• Written request: Write only the number of lines in the records beneath that hold "режима".
________________________
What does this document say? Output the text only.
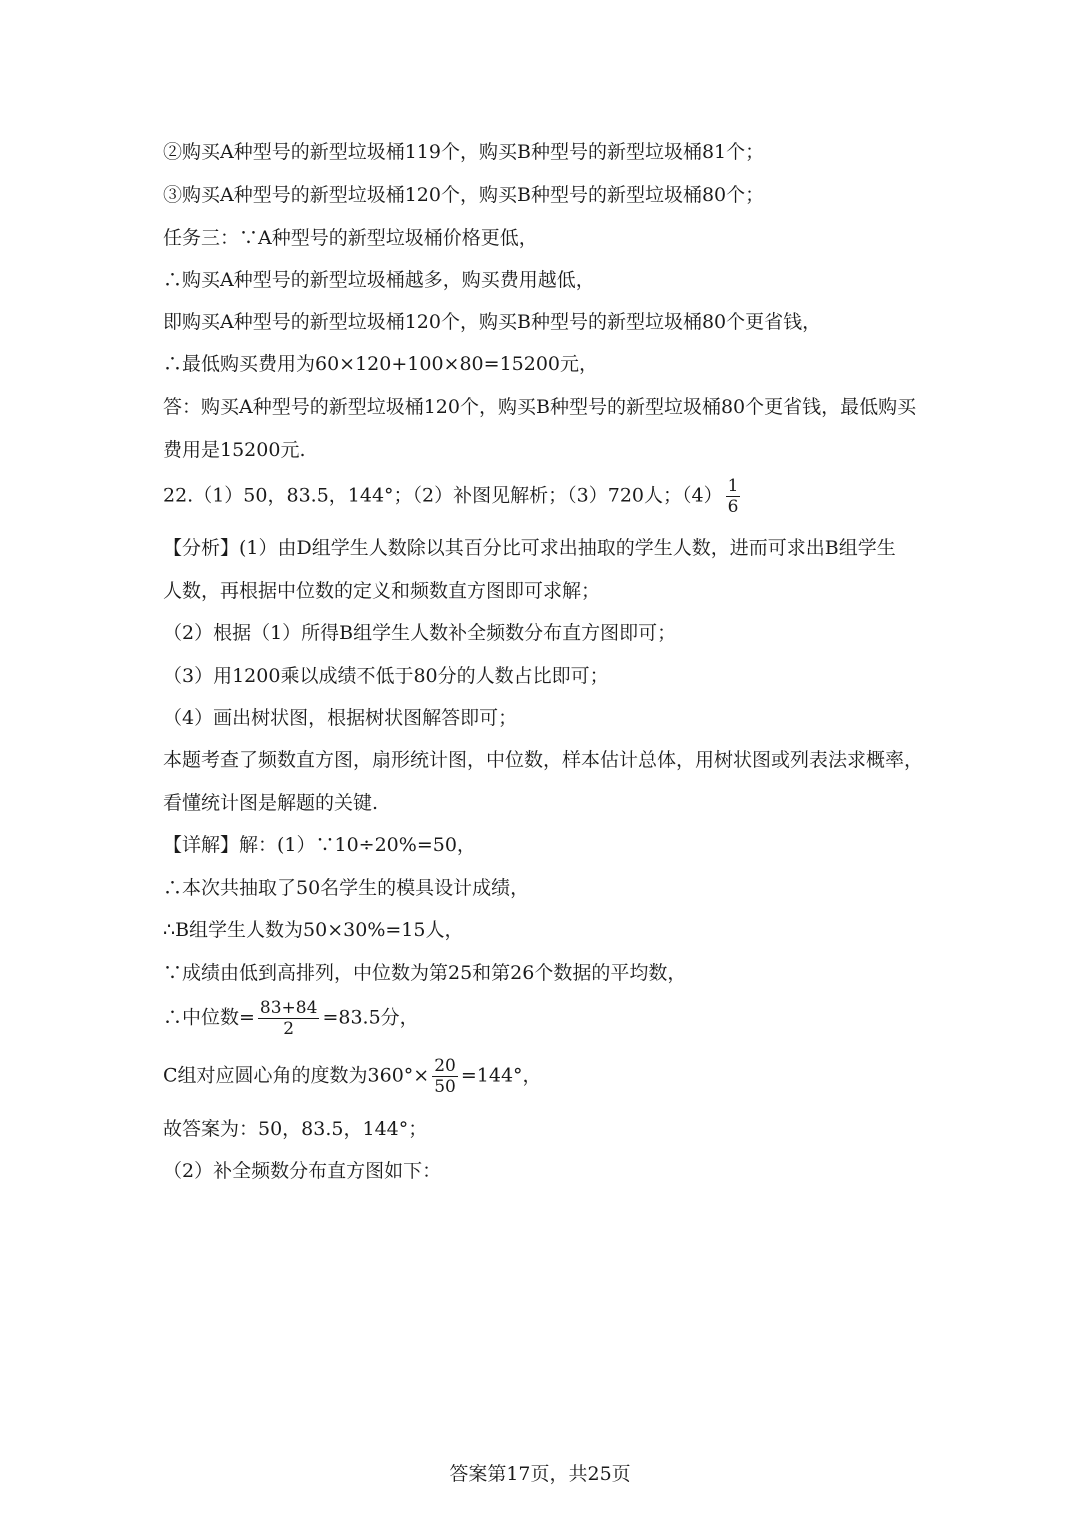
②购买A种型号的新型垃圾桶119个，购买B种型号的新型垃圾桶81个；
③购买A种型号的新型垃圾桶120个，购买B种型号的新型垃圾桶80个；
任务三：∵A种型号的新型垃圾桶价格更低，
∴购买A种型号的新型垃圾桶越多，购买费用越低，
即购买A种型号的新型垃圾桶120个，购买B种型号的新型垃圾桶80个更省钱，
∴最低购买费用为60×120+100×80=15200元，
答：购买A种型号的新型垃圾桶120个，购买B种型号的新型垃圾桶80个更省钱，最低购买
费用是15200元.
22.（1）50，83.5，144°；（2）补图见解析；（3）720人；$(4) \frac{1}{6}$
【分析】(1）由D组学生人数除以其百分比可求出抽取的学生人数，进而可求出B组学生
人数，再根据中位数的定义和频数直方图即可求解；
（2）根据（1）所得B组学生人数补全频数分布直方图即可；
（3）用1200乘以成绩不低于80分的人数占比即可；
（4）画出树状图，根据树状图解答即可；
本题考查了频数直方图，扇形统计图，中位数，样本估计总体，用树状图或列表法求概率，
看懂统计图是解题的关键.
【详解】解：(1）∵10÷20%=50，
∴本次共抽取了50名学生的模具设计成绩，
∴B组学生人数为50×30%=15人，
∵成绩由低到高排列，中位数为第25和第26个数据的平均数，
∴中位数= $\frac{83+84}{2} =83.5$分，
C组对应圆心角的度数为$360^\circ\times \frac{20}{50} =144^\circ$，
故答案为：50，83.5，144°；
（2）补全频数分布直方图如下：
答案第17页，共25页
________________________
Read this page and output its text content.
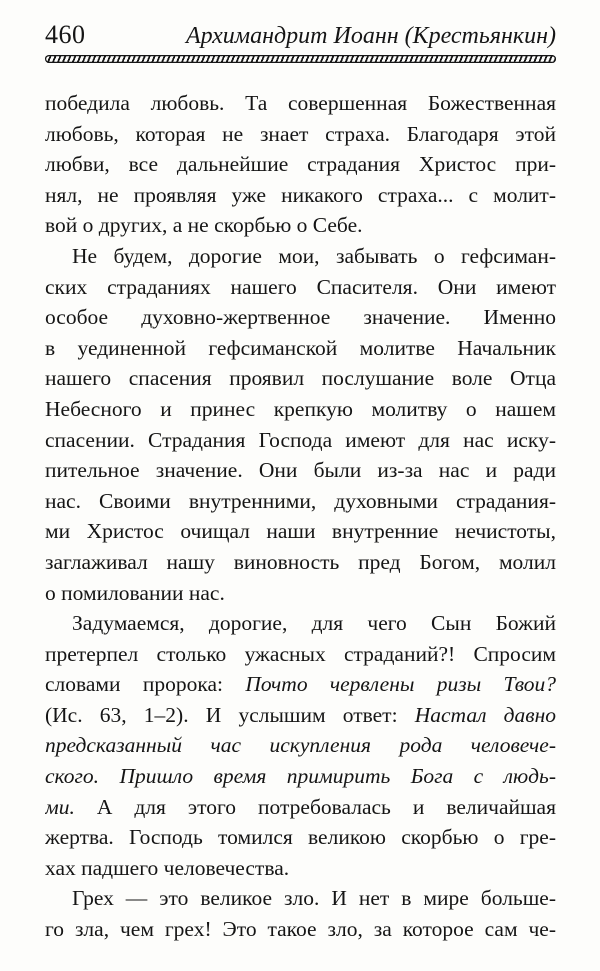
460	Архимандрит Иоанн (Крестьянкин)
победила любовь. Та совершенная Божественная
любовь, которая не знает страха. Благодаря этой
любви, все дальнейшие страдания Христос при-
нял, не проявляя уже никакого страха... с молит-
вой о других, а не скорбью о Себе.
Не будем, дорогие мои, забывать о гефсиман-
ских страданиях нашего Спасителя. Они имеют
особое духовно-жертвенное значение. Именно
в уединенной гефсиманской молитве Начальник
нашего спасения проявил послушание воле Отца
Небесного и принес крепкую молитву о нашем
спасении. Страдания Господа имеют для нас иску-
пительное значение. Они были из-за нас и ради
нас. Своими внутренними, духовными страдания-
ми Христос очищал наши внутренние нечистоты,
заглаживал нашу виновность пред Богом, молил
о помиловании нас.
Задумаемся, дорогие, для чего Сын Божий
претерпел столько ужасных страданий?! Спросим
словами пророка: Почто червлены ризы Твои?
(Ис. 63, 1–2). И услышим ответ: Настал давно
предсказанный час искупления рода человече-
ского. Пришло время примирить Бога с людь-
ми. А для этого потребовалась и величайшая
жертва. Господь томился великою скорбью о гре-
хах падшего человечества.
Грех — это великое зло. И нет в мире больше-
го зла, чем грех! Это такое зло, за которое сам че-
________________________
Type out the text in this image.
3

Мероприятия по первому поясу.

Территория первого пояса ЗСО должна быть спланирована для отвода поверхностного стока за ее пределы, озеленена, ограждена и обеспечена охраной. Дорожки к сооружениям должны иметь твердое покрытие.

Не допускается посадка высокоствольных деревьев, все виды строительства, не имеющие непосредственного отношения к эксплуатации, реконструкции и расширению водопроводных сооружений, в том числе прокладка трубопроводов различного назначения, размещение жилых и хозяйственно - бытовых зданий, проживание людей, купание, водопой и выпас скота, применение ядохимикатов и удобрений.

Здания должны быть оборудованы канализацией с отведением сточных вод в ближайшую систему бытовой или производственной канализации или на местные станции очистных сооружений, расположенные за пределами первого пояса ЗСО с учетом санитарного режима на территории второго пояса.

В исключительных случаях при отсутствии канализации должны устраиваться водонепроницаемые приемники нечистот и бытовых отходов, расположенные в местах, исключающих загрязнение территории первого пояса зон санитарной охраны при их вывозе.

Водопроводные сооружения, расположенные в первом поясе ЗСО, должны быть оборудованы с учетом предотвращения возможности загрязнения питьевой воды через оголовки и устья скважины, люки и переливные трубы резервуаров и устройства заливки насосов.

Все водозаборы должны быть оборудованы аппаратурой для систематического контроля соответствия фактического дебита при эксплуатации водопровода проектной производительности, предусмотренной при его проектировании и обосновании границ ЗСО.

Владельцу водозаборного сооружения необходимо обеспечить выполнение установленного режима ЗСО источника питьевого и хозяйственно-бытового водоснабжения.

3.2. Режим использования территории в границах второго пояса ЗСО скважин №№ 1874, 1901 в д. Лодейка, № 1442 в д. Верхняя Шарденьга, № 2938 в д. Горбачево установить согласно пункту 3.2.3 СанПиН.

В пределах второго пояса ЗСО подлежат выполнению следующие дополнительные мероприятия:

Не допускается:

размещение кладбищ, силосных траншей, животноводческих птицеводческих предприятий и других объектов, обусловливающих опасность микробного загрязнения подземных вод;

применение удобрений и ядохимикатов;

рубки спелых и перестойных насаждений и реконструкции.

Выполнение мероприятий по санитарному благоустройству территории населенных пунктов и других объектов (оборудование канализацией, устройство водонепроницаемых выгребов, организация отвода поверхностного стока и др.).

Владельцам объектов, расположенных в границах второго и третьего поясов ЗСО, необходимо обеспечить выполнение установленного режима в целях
________________________
• Answer to this problem: 3